EXERCISE PROMPT >>
Transcribe the data in full and exactly, omitting any pictures.

(Extracted records)
↓
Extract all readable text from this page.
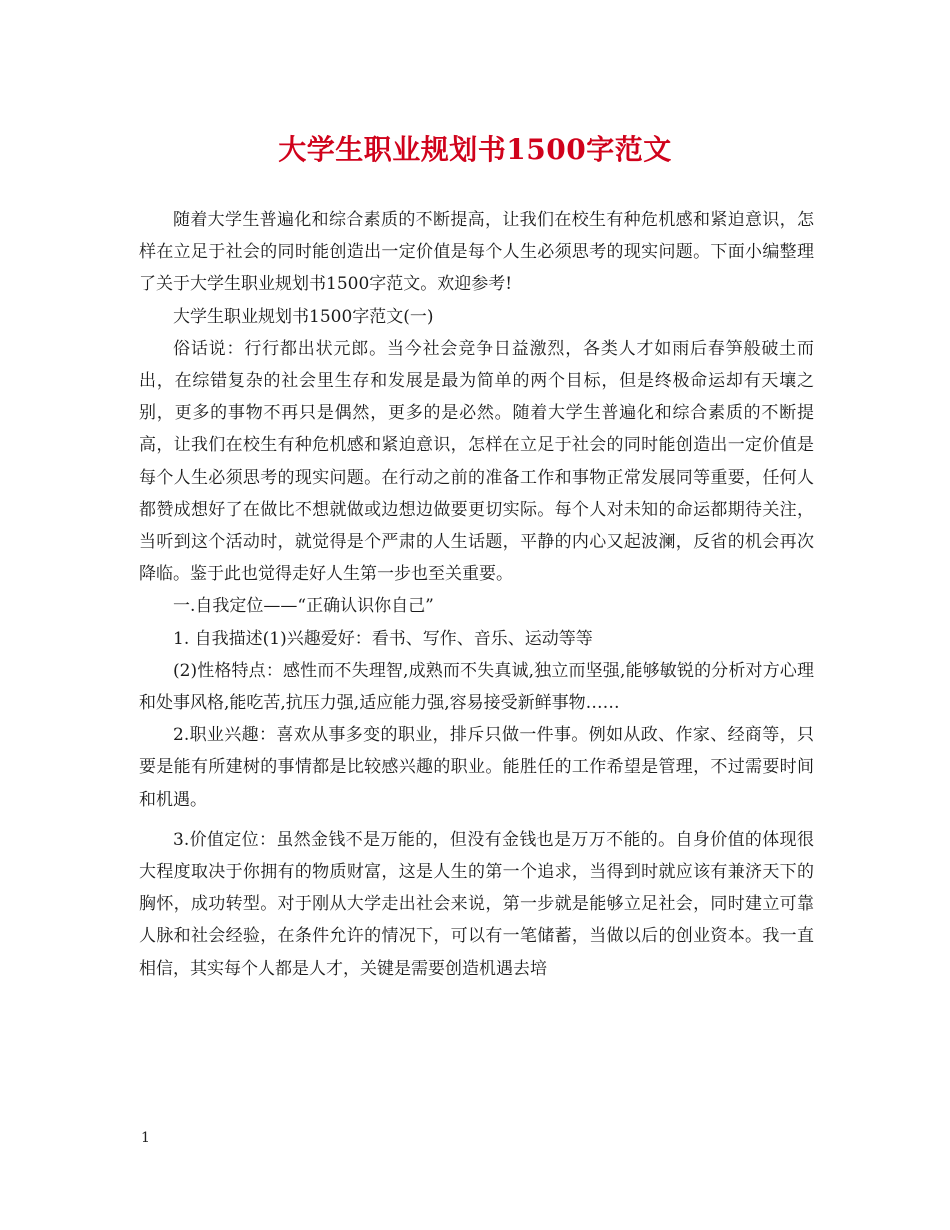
大学生职业规划书1500字范文

随着大学生普遍化和综合素质的不断提高，让我们在校生有种危机感和紧迫意识，怎样在立足于社会的同时能创造出一定价值是每个人生必须思考的现实问题。下面小编整理了关于大学生职业规划书1500字范文。欢迎参考!

大学生职业规划书1500字范文(一)

俗话说：行行都出状元郎。当今社会竞争日益激烈，各类人才如雨后春笋般破土而出，在综错复杂的社会里生存和发展是最为简单的两个目标，但是终极命运却有天壤之别，更多的事物不再只是偶然，更多的是必然。随着大学生普遍化和综合素质的不断提高，让我们在校生有种危机感和紧迫意识，怎样在立足于社会的同时能创造出一定价值是每个人生必须思考的现实问题。在行动之前的准备工作和事物正常发展同等重要，任何人都赞成想好了在做比不想就做或边想边做要更切实际。每个人对未知的命运都期待关注，当听到这个活动时，就觉得是个严肃的人生话题，平静的内心又起波澜，反省的机会再次降临。鉴于此也觉得走好人生第一步也至关重要。

一.自我定位——“正确认识你自己”

1. 自我描述(1)兴趣爱好：看书、写作、音乐、运动等等

(2)性格特点：感性而不失理智,成熟而不失真诚,独立而坚强,能够敏锐的分析对方心理和处事风格,能吃苦,抗压力强,适应能力强,容易接受新鲜事物……

2.职业兴趣：喜欢从事多变的职业，排斥只做一件事。例如从政、作家、经商等，只要是能有所建树的事情都是比较感兴趣的职业。能胜任的工作希望是管理，不过需要时间和机遇。

3.价值定位：虽然金钱不是万能的，但没有金钱也是万万不能的。自身价值的体现很大程度取决于你拥有的物质财富，这是人生的第一个追求，当得到时就应该有兼济天下的胸怀，成功转型。对于刚从大学走出社会来说，第一步就是能够立足社会，同时建立可靠人脉和社会经验，在条件允许的情况下，可以有一笔储蓄，当做以后的创业资本。我一直相信，其实每个人都是人才，关键是需要创造机遇去培

1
↑
OUTPUT OF THE EXERCISE >>
Extract all readable text from this page.
大学生职业规划书1500字范文

随着大学生普遍化和综合素质的不断提高，让我们在校生有种危机感和紧迫意识，怎样在立足于社会的同时能创造出一定价值是每个人生必须思考的现实问题。下面小编整理了关于大学生职业规划书1500字范文。欢迎参考!

大学生职业规划书1500字范文(一)

俗话说：行行都出状元郎。当今社会竞争日益激烈，各类人才如雨后春笋般破土而出，在综错复杂的社会里生存和发展是最为简单的两个目标，但是终极命运却有天壤之别，更多的事物不再只是偶然，更多的是必然。随着大学生普遍化和综合素质的不断提高，让我们在校生有种危机感和紧迫意识，怎样在立足于社会的同时能创造出一定价值是每个人生必须思考的现实问题。在行动之前的准备工作和事物正常发展同等重要，任何人都赞成想好了在做比不想就做或边想边做要更切实际。每个人对未知的命运都期待关注，当听到这个活动时，就觉得是个严肃的人生话题，平静的内心又起波澜，反省的机会再次降临。鉴于此也觉得走好人生第一步也至关重要。

一.自我定位——“正确认识你自己”

1. 自我描述(1)兴趣爱好：看书、写作、音乐、运动等等

(2)性格特点：感性而不失理智,成熟而不失真诚,独立而坚强,能够敏锐的分析对方心理和处事风格,能吃苦,抗压力强,适应能力强,容易接受新鲜事物……

2.职业兴趣：喜欢从事多变的职业，排斥只做一件事。例如从政、作家、经商等，只要是能有所建树的事情都是比较感兴趣的职业。能胜任的工作希望是管理，不过需要时间和机遇。

3.价值定位：虽然金钱不是万能的，但没有金钱也是万万不能的。自身价值的体现很大程度取决于你拥有的物质财富，这是人生的第一个追求，当得到时就应该有兼济天下的胸怀，成功转型。对于刚从大学走出社会来说，第一步就是能够立足社会，同时建立可靠人脉和社会经验，在条件允许的情况下，可以有一笔储蓄，当做以后的创业资本。我一直相信，其实每个人都是人才，关键是需要创造机遇去培

1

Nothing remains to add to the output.